Reproduce verbatim the lines between the one containing "Patent image size: (892, 743)." and the one containing "The second conductive layer 135 is", inclusive.

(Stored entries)
>> Start

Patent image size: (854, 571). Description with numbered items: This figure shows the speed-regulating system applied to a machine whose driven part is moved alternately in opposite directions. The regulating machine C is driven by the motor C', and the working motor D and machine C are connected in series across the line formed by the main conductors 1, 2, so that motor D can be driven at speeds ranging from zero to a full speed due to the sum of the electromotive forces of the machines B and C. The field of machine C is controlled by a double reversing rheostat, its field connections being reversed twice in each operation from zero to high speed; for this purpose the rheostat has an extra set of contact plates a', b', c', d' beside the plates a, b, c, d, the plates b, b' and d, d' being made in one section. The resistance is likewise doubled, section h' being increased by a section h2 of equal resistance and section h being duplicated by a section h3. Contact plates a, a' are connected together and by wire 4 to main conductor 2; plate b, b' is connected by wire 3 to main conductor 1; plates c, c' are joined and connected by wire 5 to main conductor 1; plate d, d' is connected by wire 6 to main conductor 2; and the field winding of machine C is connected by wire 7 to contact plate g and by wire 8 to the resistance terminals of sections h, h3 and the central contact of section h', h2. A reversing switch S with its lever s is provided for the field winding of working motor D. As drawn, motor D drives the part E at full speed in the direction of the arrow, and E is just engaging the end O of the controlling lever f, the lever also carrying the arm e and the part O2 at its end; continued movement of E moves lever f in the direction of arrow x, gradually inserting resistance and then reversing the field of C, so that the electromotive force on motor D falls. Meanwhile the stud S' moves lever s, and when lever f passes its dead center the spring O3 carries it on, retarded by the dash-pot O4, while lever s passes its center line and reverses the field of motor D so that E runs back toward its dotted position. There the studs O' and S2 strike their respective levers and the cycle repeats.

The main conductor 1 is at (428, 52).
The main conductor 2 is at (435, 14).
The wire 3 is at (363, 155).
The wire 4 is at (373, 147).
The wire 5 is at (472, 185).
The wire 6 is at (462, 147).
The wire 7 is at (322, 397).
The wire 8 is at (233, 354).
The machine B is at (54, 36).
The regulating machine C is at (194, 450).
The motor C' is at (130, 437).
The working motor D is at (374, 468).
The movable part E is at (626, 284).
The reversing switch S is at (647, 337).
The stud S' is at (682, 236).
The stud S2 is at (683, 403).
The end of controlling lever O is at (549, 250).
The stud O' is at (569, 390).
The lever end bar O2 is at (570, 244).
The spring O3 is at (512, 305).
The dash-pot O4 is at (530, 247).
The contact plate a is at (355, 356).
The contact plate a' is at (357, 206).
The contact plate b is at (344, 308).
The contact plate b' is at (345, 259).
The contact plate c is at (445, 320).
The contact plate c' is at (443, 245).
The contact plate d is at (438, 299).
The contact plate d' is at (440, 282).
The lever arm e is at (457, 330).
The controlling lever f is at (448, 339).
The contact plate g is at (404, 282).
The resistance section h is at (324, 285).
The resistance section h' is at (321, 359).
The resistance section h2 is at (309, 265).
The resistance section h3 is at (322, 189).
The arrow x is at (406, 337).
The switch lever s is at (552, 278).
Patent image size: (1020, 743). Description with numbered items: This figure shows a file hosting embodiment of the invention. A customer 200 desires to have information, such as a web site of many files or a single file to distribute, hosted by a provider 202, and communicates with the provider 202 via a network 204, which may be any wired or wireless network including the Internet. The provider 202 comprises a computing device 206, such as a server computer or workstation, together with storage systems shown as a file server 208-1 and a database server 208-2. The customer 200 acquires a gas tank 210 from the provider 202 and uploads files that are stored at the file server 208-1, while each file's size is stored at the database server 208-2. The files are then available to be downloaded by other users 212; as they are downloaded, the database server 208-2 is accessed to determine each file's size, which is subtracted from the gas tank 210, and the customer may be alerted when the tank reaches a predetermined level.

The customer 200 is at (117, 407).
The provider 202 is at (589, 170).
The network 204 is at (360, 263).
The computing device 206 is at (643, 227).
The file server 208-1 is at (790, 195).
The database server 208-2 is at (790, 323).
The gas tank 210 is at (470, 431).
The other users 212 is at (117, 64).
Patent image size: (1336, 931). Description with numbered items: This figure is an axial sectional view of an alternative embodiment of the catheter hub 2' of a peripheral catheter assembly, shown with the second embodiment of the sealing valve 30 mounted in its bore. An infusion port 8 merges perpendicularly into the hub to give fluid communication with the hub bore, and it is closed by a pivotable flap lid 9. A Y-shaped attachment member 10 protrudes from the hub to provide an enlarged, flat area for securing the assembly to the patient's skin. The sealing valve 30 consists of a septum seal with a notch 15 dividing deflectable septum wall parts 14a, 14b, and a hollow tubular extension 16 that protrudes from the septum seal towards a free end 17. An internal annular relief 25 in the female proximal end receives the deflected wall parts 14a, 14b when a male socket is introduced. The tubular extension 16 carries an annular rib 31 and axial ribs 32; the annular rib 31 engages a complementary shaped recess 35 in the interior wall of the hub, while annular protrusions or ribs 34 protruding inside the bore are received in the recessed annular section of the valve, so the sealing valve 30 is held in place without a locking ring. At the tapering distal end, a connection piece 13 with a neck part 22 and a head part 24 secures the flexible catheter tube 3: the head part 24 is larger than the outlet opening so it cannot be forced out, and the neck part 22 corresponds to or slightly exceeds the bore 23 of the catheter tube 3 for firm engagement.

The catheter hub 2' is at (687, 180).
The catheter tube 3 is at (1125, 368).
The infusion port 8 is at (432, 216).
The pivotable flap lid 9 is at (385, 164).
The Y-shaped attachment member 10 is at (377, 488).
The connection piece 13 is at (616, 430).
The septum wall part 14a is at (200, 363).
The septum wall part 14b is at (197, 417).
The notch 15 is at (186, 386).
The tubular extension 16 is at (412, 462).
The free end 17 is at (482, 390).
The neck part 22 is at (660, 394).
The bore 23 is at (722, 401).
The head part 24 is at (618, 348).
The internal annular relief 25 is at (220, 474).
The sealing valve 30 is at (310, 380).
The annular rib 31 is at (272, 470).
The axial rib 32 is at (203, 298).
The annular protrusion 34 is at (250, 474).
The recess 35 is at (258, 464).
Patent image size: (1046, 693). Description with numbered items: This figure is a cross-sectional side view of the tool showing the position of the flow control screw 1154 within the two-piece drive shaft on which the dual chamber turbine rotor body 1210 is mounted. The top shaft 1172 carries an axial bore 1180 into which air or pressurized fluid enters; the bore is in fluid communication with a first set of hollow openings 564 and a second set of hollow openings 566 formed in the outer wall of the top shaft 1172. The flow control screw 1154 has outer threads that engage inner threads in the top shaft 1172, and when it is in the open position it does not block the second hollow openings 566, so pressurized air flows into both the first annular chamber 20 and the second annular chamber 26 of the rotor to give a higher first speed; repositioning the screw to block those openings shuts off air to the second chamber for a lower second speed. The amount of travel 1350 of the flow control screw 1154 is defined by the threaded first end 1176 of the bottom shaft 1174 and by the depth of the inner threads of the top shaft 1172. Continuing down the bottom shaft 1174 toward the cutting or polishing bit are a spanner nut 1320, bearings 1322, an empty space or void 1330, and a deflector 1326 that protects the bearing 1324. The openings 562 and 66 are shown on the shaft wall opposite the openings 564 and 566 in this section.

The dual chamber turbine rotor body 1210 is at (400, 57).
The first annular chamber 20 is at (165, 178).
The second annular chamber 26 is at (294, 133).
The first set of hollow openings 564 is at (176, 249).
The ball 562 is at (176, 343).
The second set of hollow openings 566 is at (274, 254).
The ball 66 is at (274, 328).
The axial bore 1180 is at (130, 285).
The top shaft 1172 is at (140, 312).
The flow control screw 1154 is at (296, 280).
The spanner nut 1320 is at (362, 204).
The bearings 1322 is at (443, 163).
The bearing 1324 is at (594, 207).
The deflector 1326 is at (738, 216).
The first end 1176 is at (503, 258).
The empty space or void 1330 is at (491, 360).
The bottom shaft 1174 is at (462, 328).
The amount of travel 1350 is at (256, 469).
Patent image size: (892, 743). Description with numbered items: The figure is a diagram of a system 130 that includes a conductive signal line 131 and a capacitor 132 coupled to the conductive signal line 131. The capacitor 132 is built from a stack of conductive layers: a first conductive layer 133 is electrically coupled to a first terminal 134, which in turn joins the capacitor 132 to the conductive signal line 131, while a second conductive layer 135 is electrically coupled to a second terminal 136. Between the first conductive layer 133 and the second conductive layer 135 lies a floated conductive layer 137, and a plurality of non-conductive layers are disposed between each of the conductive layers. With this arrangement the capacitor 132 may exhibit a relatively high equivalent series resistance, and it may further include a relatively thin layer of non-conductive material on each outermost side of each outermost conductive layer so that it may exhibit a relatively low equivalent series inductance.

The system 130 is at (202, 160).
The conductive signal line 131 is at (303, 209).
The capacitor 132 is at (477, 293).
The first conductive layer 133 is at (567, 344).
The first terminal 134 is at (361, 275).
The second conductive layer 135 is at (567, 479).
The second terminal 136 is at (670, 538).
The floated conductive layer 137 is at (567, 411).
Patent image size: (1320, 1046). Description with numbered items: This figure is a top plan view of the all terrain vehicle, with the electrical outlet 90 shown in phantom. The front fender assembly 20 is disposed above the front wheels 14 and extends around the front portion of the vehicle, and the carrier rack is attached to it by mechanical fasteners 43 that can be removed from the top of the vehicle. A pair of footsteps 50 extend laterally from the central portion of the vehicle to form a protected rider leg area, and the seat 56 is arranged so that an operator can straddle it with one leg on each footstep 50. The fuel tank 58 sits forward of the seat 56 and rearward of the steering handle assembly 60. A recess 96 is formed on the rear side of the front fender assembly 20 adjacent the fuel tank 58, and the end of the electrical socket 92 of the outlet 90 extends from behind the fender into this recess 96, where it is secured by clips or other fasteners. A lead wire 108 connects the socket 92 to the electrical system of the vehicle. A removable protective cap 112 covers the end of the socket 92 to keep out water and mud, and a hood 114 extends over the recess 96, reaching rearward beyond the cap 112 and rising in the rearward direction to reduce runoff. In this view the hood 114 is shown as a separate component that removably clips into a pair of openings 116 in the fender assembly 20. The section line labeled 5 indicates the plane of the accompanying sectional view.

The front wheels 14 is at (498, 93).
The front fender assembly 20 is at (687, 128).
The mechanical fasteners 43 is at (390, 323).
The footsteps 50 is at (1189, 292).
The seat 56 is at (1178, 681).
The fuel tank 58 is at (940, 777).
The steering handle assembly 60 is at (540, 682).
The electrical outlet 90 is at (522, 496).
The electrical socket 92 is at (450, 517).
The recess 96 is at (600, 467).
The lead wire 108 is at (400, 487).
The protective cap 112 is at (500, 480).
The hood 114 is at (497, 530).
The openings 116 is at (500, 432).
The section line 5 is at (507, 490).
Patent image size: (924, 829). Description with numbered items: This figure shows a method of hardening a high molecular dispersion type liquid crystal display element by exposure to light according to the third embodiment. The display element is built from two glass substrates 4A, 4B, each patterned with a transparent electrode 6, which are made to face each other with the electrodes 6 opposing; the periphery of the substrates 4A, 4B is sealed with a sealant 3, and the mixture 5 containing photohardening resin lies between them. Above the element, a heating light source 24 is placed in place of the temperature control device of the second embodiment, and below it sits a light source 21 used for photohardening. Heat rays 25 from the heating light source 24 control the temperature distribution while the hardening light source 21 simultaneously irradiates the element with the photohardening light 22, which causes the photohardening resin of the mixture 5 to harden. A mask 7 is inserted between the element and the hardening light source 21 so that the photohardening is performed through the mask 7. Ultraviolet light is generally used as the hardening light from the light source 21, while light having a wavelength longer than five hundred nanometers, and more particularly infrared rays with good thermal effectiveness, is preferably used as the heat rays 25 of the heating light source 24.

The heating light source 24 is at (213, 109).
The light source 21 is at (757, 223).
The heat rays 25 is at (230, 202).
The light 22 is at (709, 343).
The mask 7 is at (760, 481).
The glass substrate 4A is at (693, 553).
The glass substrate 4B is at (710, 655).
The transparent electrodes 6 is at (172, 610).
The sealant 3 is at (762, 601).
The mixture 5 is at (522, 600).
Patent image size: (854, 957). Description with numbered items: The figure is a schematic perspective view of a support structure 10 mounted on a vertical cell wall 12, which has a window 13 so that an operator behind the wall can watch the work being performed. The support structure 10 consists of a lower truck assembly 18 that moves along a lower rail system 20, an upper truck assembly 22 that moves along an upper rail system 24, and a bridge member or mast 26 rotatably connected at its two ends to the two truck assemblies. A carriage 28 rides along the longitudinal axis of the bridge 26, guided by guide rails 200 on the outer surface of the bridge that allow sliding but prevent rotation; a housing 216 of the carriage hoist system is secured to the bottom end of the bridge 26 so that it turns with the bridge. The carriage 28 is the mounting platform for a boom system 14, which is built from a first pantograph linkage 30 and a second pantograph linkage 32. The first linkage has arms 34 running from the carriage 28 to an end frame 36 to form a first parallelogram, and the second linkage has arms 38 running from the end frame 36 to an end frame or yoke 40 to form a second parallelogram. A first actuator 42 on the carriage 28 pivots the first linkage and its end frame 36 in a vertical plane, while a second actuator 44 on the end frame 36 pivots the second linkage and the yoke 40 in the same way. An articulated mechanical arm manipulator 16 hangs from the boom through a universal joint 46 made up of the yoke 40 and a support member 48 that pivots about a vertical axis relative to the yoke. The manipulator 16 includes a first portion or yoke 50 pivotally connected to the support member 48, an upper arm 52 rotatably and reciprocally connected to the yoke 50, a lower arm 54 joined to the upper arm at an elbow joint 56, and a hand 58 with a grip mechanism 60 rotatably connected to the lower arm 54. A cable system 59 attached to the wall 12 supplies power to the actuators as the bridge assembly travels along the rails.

>> End

## [Task answer]
Patent image size: (892, 743). Description with numbered items: The figure is a diagram of a system 130 that includes a conductive signal line 131 and a capacitor 132 coupled to the conductive signal line 131. The capacitor 132 is built from a stack of conductive layers: a first conductive layer 133 is electrically coupled to a first terminal 134, which in turn joins the capacitor 132 to the conductive signal line 131, while a second conductive layer 135 is electrically coupled to a second terminal 136. Between the first conductive layer 133 and the second conductive layer 135 lies a floated conductive layer 137, and a plurality of non-conductive layers are disposed between each of the conductive layers. With this arrangement the capacitor 132 may exhibit a relatively high equivalent series resistance, and it may further include a relatively thin layer of non-conductive material on each outermost side of each outermost conductive layer so that it may exhibit a relatively low equivalent series inductance.

The system 130 is at (202, 160).
The conductive signal line 131 is at (303, 209).
The capacitor 132 is at (477, 293).
The first conductive layer 133 is at (567, 344).
The first terminal 134 is at (361, 275).
The second conductive layer 135 is at (567, 479).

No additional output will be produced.